▶ WHAT TO DO
Write out the listing below without alteration, omitting its pictures.

▶ DATASET ENTRIES
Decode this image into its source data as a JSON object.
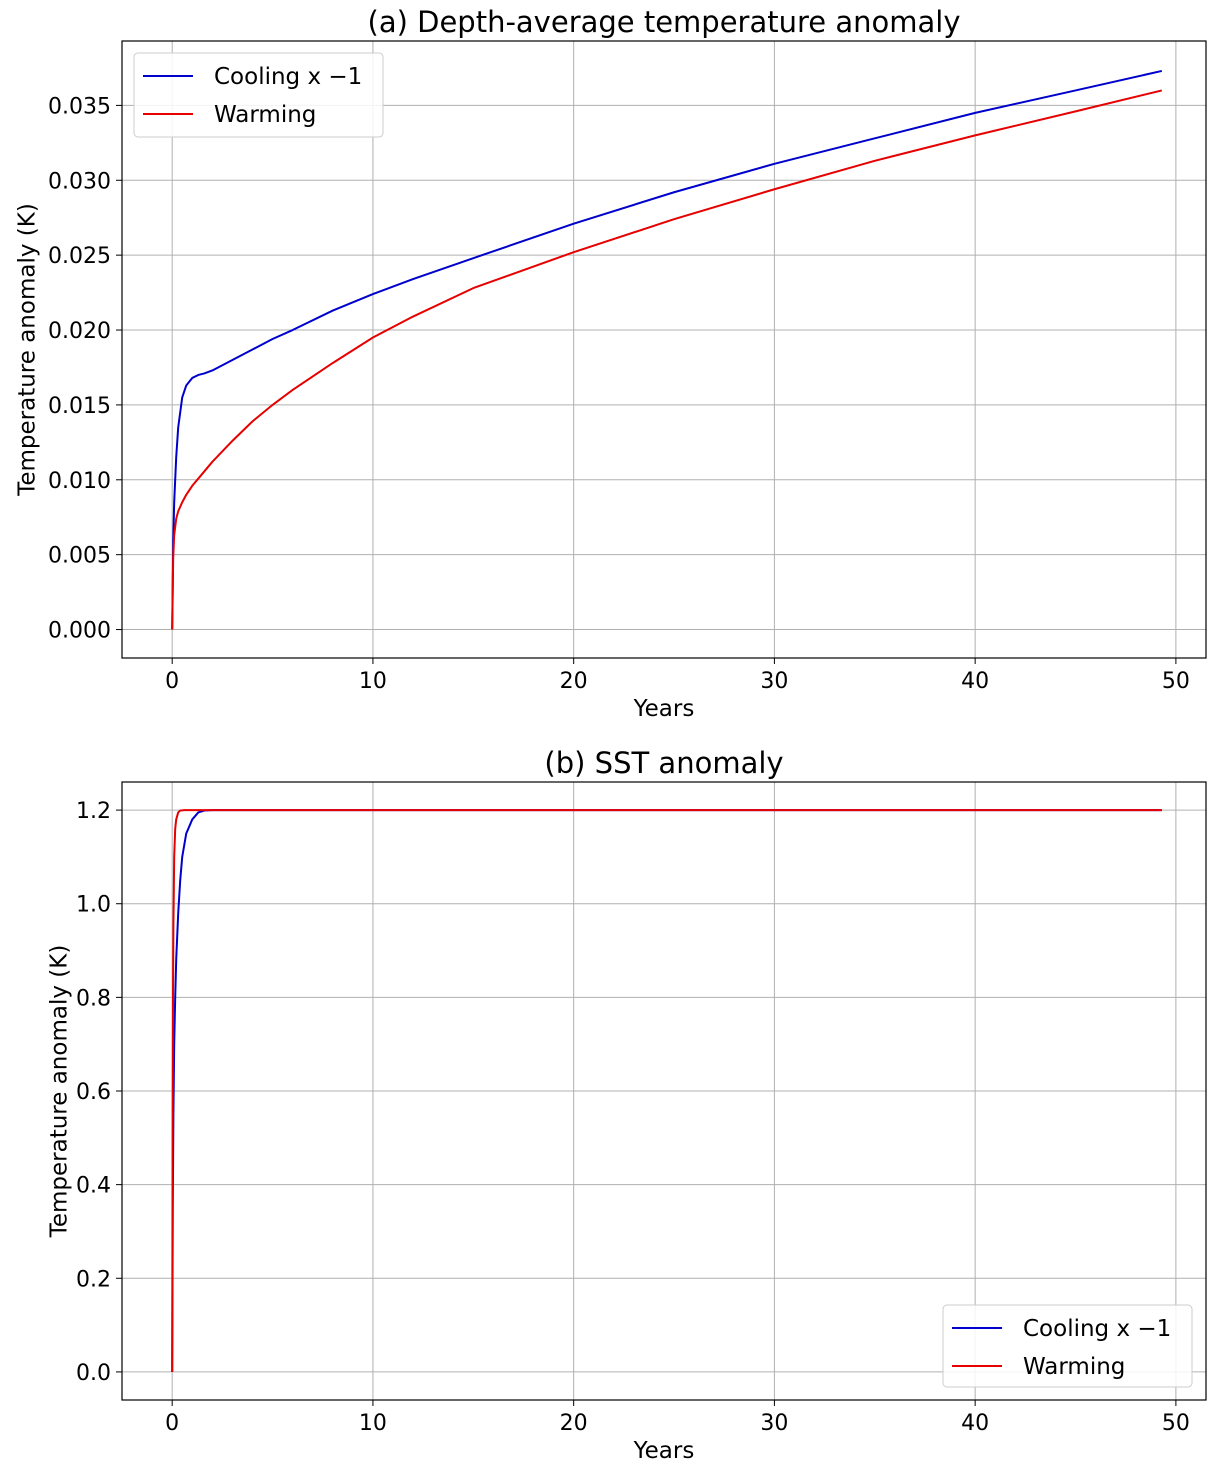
{
  "colors": {
    "cooling": "#0000cc",
    "warming": "#e60000",
    "grid": "#b0b0b0",
    "axes": "#000000",
    "legend_border": "#cccccc"
  },
  "chart_data": [
    {
      "id": "a",
      "type": "line",
      "title": "(a) Depth-average temperature anomaly",
      "xlabel": "Years",
      "ylabel": "Temperature anomaly (K)",
      "xlim": [
        -2.5,
        51.5
      ],
      "ylim": [
        -0.0019,
        0.0393
      ],
      "xticks": [
        0,
        10,
        20,
        30,
        40,
        50
      ],
      "xtick_labels": [
        "0",
        "10",
        "20",
        "30",
        "40",
        "50"
      ],
      "yticks": [
        0.0,
        0.005,
        0.01,
        0.015,
        0.02,
        0.025,
        0.03,
        0.035
      ],
      "ytick_labels": [
        "0.000",
        "0.005",
        "0.010",
        "0.015",
        "0.020",
        "0.025",
        "0.030",
        "0.035"
      ],
      "grid": true,
      "legend_position": "top-left",
      "series": [
        {
          "name": "Cooling x −1",
          "color_key": "cooling",
          "x": [
            0,
            0.05,
            0.1,
            0.2,
            0.3,
            0.5,
            0.7,
            1.0,
            1.3,
            1.6,
            2,
            3,
            4,
            5,
            6,
            8,
            10,
            12,
            15,
            20,
            25,
            30,
            35,
            40,
            45,
            49.3
          ],
          "y": [
            0,
            0.0058,
            0.0085,
            0.0115,
            0.0135,
            0.0155,
            0.0163,
            0.0168,
            0.017,
            0.0171,
            0.0173,
            0.018,
            0.0187,
            0.0194,
            0.02,
            0.0213,
            0.0224,
            0.0234,
            0.0248,
            0.0271,
            0.0292,
            0.0311,
            0.0328,
            0.0345,
            0.036,
            0.0373
          ]
        },
        {
          "name": "Warming",
          "color_key": "warming",
          "x": [
            0,
            0.05,
            0.1,
            0.2,
            0.3,
            0.5,
            0.7,
            1.0,
            1.5,
            2,
            3,
            4,
            5,
            6,
            8,
            10,
            12,
            15,
            20,
            25,
            30,
            35,
            40,
            45,
            49.3
          ],
          "y": [
            0,
            0.0048,
            0.0063,
            0.0074,
            0.0079,
            0.0085,
            0.009,
            0.0096,
            0.0104,
            0.0112,
            0.0126,
            0.0139,
            0.015,
            0.016,
            0.0178,
            0.0195,
            0.0209,
            0.0228,
            0.0252,
            0.0274,
            0.0294,
            0.0313,
            0.033,
            0.0346,
            0.036
          ]
        }
      ]
    },
    {
      "id": "b",
      "type": "line",
      "title": "(b) SST anomaly",
      "xlabel": "Years",
      "ylabel": "Temperature anomaly (K)",
      "xlim": [
        -2.5,
        51.5
      ],
      "ylim": [
        -0.06,
        1.26
      ],
      "xticks": [
        0,
        10,
        20,
        30,
        40,
        50
      ],
      "xtick_labels": [
        "0",
        "10",
        "20",
        "30",
        "40",
        "50"
      ],
      "yticks": [
        0.0,
        0.2,
        0.4,
        0.6,
        0.8,
        1.0,
        1.2
      ],
      "ytick_labels": [
        "0.0",
        "0.2",
        "0.4",
        "0.6",
        "0.8",
        "1.0",
        "1.2"
      ],
      "grid": true,
      "legend_position": "bottom-right",
      "series": [
        {
          "name": "Cooling x −1",
          "color_key": "cooling",
          "x": [
            0,
            0.03,
            0.06,
            0.1,
            0.15,
            0.2,
            0.3,
            0.4,
            0.5,
            0.7,
            1.0,
            1.3,
            1.6,
            2.0,
            3.0,
            49.3
          ],
          "y": [
            0,
            0.35,
            0.55,
            0.7,
            0.8,
            0.88,
            0.98,
            1.05,
            1.1,
            1.15,
            1.18,
            1.195,
            1.199,
            1.2,
            1.2,
            1.2
          ]
        },
        {
          "name": "Warming",
          "color_key": "warming",
          "x": [
            0,
            0.02,
            0.04,
            0.06,
            0.1,
            0.15,
            0.2,
            0.3,
            0.4,
            0.6,
            1.0,
            2.0,
            49.3
          ],
          "y": [
            0,
            0.5,
            0.8,
            0.95,
            1.1,
            1.16,
            1.18,
            1.195,
            1.199,
            1.2,
            1.2,
            1.2,
            1.2
          ]
        }
      ]
    }
  ]
}
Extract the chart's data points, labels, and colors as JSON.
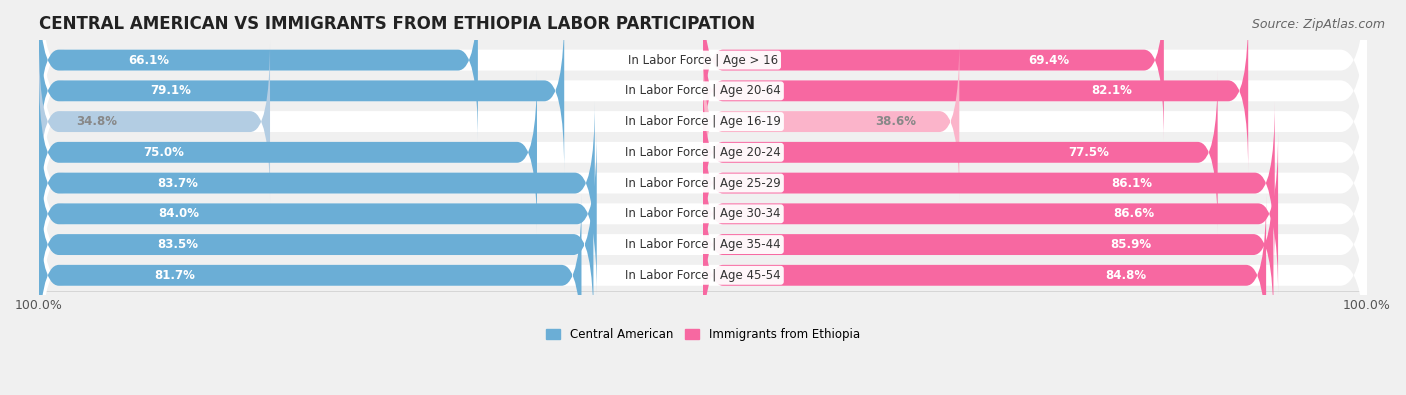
{
  "title": "CENTRAL AMERICAN VS IMMIGRANTS FROM ETHIOPIA LABOR PARTICIPATION",
  "source": "Source: ZipAtlas.com",
  "categories": [
    "In Labor Force | Age > 16",
    "In Labor Force | Age 20-64",
    "In Labor Force | Age 16-19",
    "In Labor Force | Age 20-24",
    "In Labor Force | Age 25-29",
    "In Labor Force | Age 30-34",
    "In Labor Force | Age 35-44",
    "In Labor Force | Age 45-54"
  ],
  "central_american": [
    66.1,
    79.1,
    34.8,
    75.0,
    83.7,
    84.0,
    83.5,
    81.7
  ],
  "ethiopia": [
    69.4,
    82.1,
    38.6,
    77.5,
    86.1,
    86.6,
    85.9,
    84.8
  ],
  "blue_color": "#6baed6",
  "blue_light_color": "#b3cde3",
  "pink_color": "#f768a1",
  "pink_light_color": "#fbb4ca",
  "bg_color": "#f0f0f0",
  "row_bg_color": "#e0e0e0",
  "max_val": 100.0,
  "bar_height": 0.68,
  "title_fontsize": 12,
  "label_fontsize": 8.5,
  "val_fontsize": 8.5,
  "tick_fontsize": 9,
  "source_fontsize": 9,
  "light_rows": [
    "In Labor Force | Age 16-19"
  ]
}
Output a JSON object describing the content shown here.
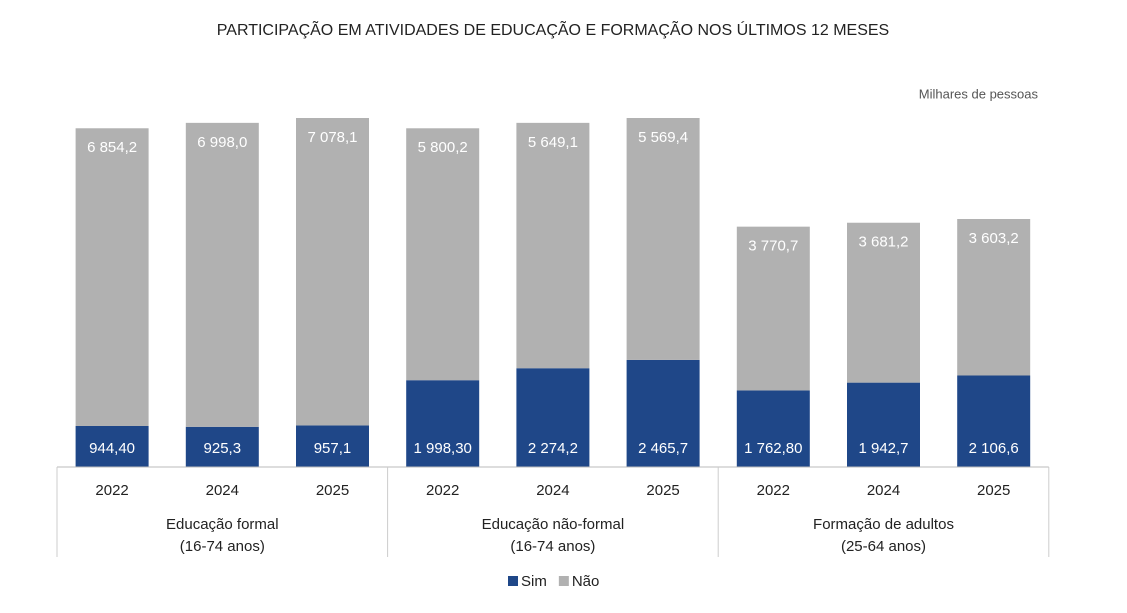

▶ SOLUTION FOR THIS PROBLEM
Decode this image into its source data as a JSON object.
{
  "colors": {
    "cooling": "#0000cc",
    "warming": "#e60000",
    "grid": "#b0b0b0",
    "axes": "#000000",
    "legend_border": "#cccccc"
  },
  "chart_data": [
    {
      "id": "a",
      "type": "line",
      "title": "(a) Depth-average temperature anomaly",
      "xlabel": "Years",
      "ylabel": "Temperature anomaly (K)",
      "xlim": [
        -2.5,
        51.5
      ],
      "ylim": [
        -0.0019,
        0.0393
      ],
      "xticks": [
        0,
        10,
        20,
        30,
        40,
        50
      ],
      "xtick_labels": [
        "0",
        "10",
        "20",
        "30",
        "40",
        "50"
      ],
      "yticks": [
        0.0,
        0.005,
        0.01,
        0.015,
        0.02,
        0.025,
        0.03,
        0.035
      ],
      "ytick_labels": [
        "0.000",
        "0.005",
        "0.010",
        "0.015",
        "0.020",
        "0.025",
        "0.030",
        "0.035"
      ],
      "grid": true,
      "legend_position": "top-left",
      "series": [
        {
          "name": "Cooling x −1",
          "color_key": "cooling",
          "x": [
            0,
            0.05,
            0.1,
            0.2,
            0.3,
            0.5,
            0.7,
            1.0,
            1.3,
            1.6,
            2,
            3,
            4,
            5,
            6,
            8,
            10,
            12,
            15,
            20,
            25,
            30,
            35,
            40,
            45,
            49.3
          ],
          "y": [
            0,
            0.0058,
            0.0085,
            0.0115,
            0.0135,
            0.0155,
            0.0163,
            0.0168,
            0.017,
            0.0171,
            0.0173,
            0.018,
            0.0187,
            0.0194,
            0.02,
            0.0213,
            0.0224,
            0.0234,
            0.0248,
            0.0271,
            0.0292,
            0.0311,
            0.0328,
            0.0345,
            0.036,
            0.0373
          ]
        },
        {
          "name": "Warming",
          "color_key": "warming",
          "x": [
            0,
            0.05,
            0.1,
            0.2,
            0.3,
            0.5,
            0.7,
            1.0,
            1.5,
            2,
            3,
            4,
            5,
            6,
            8,
            10,
            12,
            15,
            20,
            25,
            30,
            35,
            40,
            45,
            49.3
          ],
          "y": [
            0,
            0.0048,
            0.0063,
            0.0074,
            0.0079,
            0.0085,
            0.009,
            0.0096,
            0.0104,
            0.0112,
            0.0126,
            0.0139,
            0.015,
            0.016,
            0.0178,
            0.0195,
            0.0209,
            0.0228,
            0.0252,
            0.0274,
            0.0294,
            0.0313,
            0.033,
            0.0346,
            0.036
          ]
        }
      ]
    },
    {
      "id": "b",
      "type": "line",
      "title": "(b) SST anomaly",
      "xlabel": "Years",
      "ylabel": "Temperature anomaly (K)",
      "xlim": [
        -2.5,
        51.5
      ],
      "ylim": [
        -0.06,
        1.26
      ],
      "xticks": [
        0,
        10,
        20,
        30,
        40,
        50
      ],
      "xtick_labels": [
        "0",
        "10",
        "20",
        "30",
        "40",
        "50"
      ],
      "yticks": [
        0.0,
        0.2,
        0.4,
        0.6,
        0.8,
        1.0,
        1.2
      ],
      "ytick_labels": [
        "0.0",
        "0.2",
        "0.4",
        "0.6",
        "0.8",
        "1.0",
        "1.2"
      ],
      "grid": true,
      "legend_position": "bottom-right",
      "series": [
        {
          "name": "Cooling x −1",
          "color_key": "cooling",
          "x": [
            0,
            0.03,
            0.06,
            0.1,
            0.15,
            0.2,
            0.3,
            0.4,
            0.5,
            0.7,
            1.0,
            1.3,
            1.6,
            2.0,
            3.0,
            49.3
          ],
          "y": [
            0,
            0.35,
            0.55,
            0.7,
            0.8,
            0.88,
            0.98,
            1.05,
            1.1,
            1.15,
            1.18,
            1.195,
            1.199,
            1.2,
            1.2,
            1.2
          ]
        },
        {
          "name": "Warming",
          "color_key": "warming",
          "x": [
            0,
            0.02,
            0.04,
            0.06,
            0.1,
            0.15,
            0.2,
            0.3,
            0.4,
            0.6,
            1.0,
            2.0,
            49.3
          ],
          "y": [
            0,
            0.5,
            0.8,
            0.95,
            1.1,
            1.16,
            1.18,
            1.195,
            1.199,
            1.2,
            1.2,
            1.2,
            1.2
          ]
        }
      ]
    }
  ]
}
Extract the chart's data points, labels, and colors as JSON.
{
  "title": "CENTRAL AMERICAN VS IMMIGRANTS FROM ETHIOPIA LABOR PARTICIPATION",
  "source": "Source: ZipAtlas.com",
  "categories": [
    "In Labor Force | Age > 16",
    "In Labor Force | Age 20-64",
    "In Labor Force | Age 16-19",
    "In Labor Force | Age 20-24",
    "In Labor Force | Age 25-29",
    "In Labor Force | Age 30-34",
    "In Labor Force | Age 35-44",
    "In Labor Force | Age 45-54"
  ],
  "central_american": [
    66.1,
    79.1,
    34.8,
    75.0,
    83.7,
    84.0,
    83.5,
    81.7
  ],
  "ethiopia": [
    69.4,
    82.1,
    38.6,
    77.5,
    86.1,
    86.6,
    85.9,
    84.8
  ],
  "blue_color": "#6baed6",
  "blue_light_color": "#b3cde3",
  "pink_color": "#f768a1",
  "pink_light_color": "#fbb4ca",
  "bg_color": "#f0f0f0",
  "row_bg_color": "#e0e0e0",
  "max_val": 100.0,
  "bar_height": 0.68,
  "title_fontsize": 12,
  "label_fontsize": 8.5,
  "val_fontsize": 8.5,
  "tick_fontsize": 9,
  "source_fontsize": 9,
  "light_rows": [
    "In Labor Force | Age 16-19"
  ]
}
Output a JSON object describing the content shown here.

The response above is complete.